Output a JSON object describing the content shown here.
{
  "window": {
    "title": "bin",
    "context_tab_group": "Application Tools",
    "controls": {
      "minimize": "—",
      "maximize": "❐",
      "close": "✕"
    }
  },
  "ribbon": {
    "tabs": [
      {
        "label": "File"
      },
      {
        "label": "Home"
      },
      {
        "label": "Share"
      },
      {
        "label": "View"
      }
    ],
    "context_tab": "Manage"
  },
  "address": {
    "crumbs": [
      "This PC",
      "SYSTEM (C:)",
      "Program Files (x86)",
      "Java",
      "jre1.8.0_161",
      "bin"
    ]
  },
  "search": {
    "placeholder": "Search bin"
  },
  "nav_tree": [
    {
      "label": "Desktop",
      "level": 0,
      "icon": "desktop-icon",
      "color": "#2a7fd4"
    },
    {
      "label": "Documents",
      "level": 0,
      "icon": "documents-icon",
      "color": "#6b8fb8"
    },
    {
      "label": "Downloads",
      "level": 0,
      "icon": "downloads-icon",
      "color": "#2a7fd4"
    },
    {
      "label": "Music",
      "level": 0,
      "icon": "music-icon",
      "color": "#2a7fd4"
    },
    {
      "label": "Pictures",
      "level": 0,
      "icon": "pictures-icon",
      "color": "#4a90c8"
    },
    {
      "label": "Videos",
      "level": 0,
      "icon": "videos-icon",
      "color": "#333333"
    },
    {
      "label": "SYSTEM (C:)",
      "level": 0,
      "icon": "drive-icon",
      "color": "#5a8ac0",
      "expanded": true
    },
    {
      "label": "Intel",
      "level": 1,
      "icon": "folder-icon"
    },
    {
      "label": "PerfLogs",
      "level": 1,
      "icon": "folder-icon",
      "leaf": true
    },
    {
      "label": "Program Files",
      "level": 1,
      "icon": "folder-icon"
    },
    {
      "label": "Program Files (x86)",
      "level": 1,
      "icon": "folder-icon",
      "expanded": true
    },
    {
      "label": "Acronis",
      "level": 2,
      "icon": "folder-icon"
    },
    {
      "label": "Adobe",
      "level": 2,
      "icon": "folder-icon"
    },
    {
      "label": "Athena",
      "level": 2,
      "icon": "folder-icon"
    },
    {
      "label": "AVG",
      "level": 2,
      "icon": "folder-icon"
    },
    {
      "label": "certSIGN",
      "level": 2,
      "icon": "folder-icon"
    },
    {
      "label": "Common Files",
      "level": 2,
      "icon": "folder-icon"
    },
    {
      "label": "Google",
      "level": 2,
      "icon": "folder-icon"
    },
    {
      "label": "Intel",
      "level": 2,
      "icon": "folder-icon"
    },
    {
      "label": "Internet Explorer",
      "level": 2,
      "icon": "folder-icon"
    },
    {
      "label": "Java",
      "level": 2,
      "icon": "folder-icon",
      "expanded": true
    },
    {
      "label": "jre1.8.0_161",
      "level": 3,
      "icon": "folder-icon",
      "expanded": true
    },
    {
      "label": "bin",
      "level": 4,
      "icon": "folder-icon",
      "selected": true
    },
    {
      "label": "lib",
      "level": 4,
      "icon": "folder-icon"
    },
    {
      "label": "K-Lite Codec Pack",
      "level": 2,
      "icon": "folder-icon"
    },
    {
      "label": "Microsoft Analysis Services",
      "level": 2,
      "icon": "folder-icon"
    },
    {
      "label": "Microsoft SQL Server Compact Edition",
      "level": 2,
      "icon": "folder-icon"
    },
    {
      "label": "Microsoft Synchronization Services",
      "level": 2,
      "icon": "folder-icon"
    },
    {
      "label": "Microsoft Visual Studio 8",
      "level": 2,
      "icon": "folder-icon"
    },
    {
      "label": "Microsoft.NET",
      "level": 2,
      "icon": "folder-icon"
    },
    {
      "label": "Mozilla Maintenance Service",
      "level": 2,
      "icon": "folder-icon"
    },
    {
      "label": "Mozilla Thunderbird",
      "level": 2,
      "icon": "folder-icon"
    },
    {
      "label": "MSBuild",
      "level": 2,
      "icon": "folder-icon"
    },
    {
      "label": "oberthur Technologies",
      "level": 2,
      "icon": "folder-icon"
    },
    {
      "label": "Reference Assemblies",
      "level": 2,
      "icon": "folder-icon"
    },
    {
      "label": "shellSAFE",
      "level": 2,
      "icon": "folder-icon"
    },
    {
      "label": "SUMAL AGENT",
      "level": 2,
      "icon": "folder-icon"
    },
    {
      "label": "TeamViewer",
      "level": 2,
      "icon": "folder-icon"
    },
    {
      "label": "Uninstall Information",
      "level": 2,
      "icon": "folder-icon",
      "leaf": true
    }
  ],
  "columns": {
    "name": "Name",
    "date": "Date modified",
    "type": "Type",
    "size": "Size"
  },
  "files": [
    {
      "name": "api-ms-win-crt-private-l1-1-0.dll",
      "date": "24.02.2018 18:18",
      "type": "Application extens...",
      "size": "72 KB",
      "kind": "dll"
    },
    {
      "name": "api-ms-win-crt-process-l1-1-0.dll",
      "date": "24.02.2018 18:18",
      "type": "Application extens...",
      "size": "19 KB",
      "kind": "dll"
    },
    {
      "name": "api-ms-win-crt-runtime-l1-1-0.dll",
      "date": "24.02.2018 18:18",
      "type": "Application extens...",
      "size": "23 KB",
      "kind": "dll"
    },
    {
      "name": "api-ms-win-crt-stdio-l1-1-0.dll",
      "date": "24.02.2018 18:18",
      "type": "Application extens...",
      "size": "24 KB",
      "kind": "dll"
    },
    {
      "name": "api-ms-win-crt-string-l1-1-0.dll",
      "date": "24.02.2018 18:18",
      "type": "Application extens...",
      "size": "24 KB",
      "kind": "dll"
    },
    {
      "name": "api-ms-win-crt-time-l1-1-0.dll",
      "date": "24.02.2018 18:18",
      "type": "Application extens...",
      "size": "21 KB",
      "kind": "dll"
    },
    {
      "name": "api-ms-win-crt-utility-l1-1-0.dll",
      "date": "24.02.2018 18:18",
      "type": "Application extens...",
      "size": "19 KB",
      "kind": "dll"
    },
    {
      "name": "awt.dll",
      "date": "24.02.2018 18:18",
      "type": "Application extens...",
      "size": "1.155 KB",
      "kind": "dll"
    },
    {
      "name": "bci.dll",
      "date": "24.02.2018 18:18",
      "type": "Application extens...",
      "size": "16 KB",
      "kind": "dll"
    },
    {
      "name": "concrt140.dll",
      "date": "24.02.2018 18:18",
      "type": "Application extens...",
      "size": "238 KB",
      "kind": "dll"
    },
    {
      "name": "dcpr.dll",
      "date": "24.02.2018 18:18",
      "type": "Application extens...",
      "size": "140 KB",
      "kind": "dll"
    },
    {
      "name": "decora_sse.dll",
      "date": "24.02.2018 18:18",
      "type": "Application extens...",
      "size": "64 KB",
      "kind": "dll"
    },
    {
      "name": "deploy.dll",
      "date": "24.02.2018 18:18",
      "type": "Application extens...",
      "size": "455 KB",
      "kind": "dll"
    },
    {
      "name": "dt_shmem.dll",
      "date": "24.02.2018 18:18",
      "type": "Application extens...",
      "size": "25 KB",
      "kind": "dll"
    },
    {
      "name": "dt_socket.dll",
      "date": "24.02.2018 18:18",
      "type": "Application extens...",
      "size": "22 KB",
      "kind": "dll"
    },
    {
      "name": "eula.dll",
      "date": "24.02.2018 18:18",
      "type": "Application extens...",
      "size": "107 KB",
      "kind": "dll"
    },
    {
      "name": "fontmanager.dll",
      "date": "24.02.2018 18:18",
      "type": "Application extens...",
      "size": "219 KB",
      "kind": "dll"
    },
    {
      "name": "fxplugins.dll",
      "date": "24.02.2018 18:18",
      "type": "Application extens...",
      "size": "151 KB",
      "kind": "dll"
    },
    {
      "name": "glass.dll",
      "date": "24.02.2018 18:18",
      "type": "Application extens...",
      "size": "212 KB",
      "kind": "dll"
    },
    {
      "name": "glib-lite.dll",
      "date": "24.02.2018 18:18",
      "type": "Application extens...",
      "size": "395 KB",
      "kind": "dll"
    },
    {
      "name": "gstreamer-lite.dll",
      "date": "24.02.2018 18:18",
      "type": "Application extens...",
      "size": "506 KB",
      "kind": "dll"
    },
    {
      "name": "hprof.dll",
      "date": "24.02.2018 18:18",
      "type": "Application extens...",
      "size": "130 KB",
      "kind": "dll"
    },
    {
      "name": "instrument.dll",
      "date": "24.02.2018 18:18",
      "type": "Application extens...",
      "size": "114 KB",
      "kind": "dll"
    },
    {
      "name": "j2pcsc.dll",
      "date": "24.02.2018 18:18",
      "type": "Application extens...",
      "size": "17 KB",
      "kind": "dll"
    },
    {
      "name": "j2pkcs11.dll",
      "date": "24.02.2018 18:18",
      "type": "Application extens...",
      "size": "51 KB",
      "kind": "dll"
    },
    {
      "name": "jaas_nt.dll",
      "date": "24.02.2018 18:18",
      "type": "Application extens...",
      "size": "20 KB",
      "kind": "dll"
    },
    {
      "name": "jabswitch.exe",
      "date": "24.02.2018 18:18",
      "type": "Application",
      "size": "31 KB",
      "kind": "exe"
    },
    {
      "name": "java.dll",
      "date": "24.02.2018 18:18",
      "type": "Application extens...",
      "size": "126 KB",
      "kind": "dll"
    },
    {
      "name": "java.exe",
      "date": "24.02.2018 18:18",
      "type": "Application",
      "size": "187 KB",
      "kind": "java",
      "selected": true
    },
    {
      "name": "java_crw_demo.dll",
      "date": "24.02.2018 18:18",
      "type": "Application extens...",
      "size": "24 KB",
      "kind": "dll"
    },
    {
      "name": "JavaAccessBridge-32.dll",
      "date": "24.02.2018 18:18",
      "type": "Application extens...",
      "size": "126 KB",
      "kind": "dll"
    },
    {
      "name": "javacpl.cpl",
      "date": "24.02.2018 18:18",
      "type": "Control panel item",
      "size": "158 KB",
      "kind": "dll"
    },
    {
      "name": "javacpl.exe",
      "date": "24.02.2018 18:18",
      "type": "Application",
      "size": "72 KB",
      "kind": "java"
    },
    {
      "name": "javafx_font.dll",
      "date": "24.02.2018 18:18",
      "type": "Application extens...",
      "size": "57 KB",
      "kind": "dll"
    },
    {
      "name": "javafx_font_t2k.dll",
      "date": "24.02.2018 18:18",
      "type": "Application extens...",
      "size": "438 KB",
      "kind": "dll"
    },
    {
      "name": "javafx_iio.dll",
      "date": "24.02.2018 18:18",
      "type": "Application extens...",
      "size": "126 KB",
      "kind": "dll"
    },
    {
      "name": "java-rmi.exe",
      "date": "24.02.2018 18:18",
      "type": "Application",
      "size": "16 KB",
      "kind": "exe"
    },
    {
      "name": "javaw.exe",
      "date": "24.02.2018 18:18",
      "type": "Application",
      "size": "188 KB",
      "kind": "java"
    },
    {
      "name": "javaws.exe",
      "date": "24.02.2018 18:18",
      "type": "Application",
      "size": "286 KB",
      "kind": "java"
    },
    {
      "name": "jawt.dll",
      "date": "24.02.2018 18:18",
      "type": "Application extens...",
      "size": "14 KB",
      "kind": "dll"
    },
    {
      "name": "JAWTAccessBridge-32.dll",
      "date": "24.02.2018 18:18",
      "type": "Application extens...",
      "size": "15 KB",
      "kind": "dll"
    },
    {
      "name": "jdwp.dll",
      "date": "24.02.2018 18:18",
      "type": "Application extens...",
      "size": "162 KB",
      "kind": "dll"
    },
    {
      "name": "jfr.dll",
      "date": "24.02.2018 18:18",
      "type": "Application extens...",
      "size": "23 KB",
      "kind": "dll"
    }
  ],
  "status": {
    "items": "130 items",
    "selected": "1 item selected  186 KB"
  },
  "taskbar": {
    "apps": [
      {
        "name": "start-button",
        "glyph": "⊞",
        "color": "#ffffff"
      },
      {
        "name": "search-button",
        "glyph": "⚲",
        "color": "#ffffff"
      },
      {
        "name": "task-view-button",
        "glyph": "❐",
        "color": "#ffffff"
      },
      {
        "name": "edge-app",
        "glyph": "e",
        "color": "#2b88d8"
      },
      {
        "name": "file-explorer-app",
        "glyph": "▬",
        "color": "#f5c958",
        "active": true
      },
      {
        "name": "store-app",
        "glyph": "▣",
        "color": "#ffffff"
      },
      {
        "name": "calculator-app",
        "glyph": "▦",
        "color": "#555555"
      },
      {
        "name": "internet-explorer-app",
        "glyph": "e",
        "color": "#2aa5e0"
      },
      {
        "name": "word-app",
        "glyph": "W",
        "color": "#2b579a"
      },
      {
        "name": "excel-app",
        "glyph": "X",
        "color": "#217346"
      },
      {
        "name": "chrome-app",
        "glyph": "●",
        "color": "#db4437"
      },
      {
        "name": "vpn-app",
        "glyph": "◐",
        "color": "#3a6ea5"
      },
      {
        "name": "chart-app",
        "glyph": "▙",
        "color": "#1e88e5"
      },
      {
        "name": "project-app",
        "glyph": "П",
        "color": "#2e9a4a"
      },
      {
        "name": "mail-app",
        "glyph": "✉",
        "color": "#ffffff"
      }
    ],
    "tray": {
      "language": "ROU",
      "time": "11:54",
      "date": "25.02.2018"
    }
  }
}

==========

=== INSTRUCTIONS FOR THE TASK ===
Go through the listing above and pull out each line containing the word "Microsoft".

=== FINAL ANSWER ===
      "label": "Microsoft Analysis Services",
      "label": "Microsoft SQL Server Compact Edition",
      "label": "Microsoft Synchronization Services",
      "label": "Microsoft Visual Studio 8",
      "label": "Microsoft.NET",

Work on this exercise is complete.